*TASK DETAILS*
State the number of lines with the string "smith" in them, and nothing else.

*PROVIDED DATA*
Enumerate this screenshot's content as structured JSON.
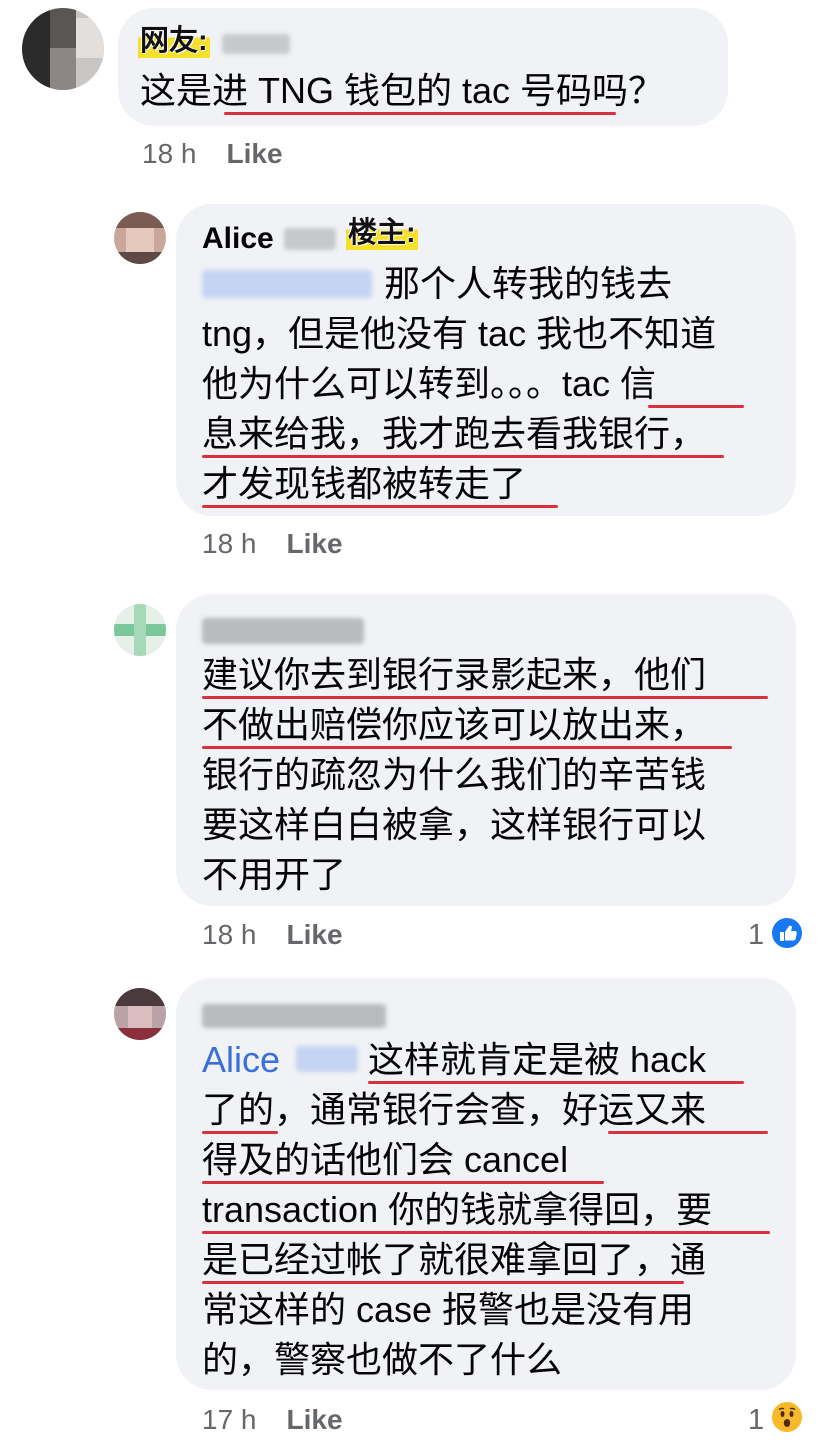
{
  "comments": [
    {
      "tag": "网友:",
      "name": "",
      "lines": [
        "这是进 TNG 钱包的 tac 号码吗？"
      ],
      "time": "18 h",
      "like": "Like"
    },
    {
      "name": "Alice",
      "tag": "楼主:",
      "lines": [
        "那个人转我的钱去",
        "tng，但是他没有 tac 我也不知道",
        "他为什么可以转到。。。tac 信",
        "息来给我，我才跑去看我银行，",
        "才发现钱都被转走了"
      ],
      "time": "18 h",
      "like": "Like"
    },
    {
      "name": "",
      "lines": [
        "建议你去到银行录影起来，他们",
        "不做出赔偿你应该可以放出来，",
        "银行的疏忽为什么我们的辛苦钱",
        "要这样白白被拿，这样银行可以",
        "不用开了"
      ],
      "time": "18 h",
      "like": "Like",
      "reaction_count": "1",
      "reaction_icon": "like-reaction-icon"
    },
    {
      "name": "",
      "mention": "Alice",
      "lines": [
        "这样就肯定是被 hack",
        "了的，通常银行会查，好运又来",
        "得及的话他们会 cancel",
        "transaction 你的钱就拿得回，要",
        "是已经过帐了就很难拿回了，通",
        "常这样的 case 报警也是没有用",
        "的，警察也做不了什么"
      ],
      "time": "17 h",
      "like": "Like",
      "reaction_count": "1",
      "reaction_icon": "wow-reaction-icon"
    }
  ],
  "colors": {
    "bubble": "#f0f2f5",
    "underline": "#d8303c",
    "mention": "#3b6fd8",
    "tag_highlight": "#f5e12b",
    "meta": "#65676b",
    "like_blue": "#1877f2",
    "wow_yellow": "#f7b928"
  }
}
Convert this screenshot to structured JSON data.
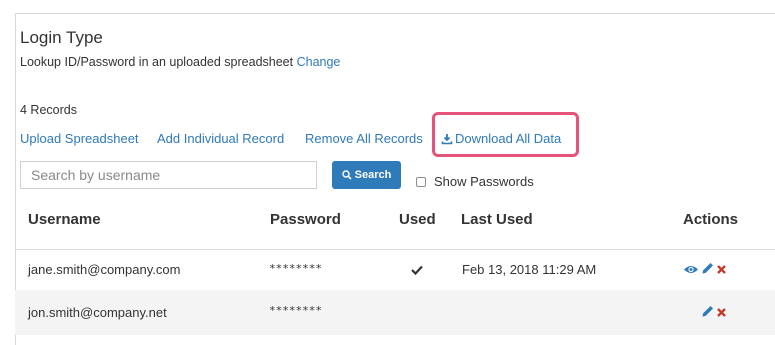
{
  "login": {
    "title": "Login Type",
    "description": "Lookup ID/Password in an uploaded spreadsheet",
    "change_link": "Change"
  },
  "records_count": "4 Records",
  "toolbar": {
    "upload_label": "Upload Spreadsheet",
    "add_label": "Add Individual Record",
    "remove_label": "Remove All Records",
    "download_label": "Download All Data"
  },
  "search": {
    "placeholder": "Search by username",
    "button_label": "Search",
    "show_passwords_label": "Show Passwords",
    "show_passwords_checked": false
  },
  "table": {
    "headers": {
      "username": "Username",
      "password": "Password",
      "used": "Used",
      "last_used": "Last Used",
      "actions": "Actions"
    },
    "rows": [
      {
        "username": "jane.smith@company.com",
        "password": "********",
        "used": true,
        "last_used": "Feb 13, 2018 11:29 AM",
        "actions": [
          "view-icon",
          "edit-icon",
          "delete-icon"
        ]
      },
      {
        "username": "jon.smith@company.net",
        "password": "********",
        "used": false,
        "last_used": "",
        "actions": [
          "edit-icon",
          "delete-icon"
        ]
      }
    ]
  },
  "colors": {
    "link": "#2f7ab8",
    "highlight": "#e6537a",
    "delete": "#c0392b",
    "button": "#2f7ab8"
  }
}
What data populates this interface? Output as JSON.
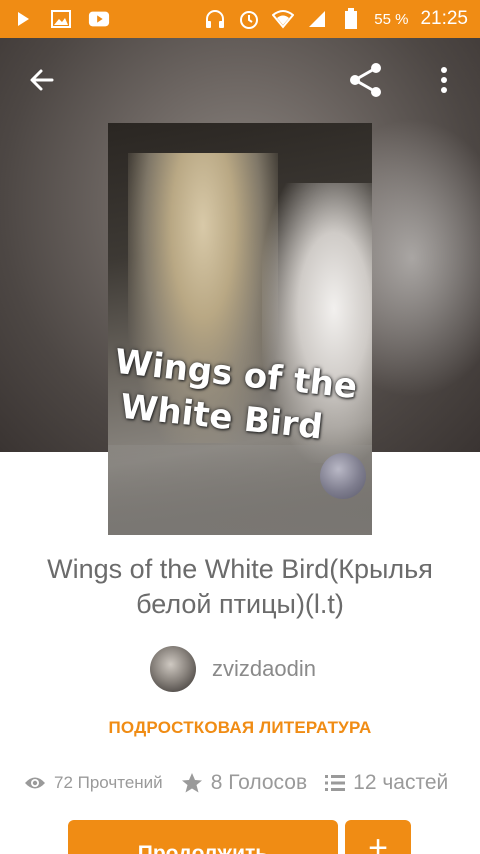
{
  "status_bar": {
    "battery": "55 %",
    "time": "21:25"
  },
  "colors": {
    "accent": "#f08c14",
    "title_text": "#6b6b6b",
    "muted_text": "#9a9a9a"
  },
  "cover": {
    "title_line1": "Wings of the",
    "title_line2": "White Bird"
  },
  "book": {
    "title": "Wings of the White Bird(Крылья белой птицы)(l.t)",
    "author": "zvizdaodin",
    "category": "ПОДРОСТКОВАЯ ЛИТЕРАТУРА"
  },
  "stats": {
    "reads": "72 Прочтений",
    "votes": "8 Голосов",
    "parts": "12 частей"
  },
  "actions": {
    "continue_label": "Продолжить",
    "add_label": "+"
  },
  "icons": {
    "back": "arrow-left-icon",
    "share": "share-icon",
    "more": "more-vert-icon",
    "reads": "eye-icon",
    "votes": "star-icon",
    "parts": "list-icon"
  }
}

*WRITTEN ANSWER*
2